[Given request]
Return a copy of every line in the records that includes the word "this".

---+---

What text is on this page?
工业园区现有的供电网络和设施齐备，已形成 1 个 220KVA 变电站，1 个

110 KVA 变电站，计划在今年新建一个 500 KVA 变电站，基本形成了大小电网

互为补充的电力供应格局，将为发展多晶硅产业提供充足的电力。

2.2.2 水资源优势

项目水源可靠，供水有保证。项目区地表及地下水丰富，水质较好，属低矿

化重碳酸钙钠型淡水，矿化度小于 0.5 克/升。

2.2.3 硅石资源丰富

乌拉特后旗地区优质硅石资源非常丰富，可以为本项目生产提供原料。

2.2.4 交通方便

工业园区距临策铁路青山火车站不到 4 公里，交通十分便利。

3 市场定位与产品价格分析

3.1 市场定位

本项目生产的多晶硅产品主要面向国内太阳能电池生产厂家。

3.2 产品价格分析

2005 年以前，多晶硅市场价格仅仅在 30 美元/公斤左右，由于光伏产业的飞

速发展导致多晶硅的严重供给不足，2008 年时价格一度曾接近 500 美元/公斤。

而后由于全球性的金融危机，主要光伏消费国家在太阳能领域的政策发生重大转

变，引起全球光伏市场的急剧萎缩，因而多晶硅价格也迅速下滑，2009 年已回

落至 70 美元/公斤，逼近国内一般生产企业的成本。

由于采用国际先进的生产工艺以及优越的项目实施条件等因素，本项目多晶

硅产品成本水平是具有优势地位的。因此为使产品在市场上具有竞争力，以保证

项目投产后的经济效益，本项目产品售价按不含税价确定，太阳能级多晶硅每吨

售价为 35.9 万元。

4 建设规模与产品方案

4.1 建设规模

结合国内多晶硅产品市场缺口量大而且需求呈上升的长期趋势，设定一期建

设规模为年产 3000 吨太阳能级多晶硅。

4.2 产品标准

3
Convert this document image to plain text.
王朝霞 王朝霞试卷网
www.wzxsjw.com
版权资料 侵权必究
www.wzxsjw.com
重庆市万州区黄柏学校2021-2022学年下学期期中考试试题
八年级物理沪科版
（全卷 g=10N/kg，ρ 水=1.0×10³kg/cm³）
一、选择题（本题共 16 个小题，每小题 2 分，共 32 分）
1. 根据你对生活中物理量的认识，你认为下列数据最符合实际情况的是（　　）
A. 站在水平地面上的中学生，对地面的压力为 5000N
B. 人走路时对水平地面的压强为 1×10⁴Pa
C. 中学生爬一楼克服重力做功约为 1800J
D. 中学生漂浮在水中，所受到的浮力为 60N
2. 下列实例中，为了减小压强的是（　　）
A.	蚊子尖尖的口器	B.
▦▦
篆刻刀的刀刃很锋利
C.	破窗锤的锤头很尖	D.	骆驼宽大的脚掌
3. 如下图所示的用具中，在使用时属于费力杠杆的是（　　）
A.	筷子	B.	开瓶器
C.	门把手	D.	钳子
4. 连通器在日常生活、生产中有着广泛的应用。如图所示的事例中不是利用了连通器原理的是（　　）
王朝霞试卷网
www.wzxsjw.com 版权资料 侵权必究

---+---

[Task response]
What text is on this page?
Convert this document image to plain text.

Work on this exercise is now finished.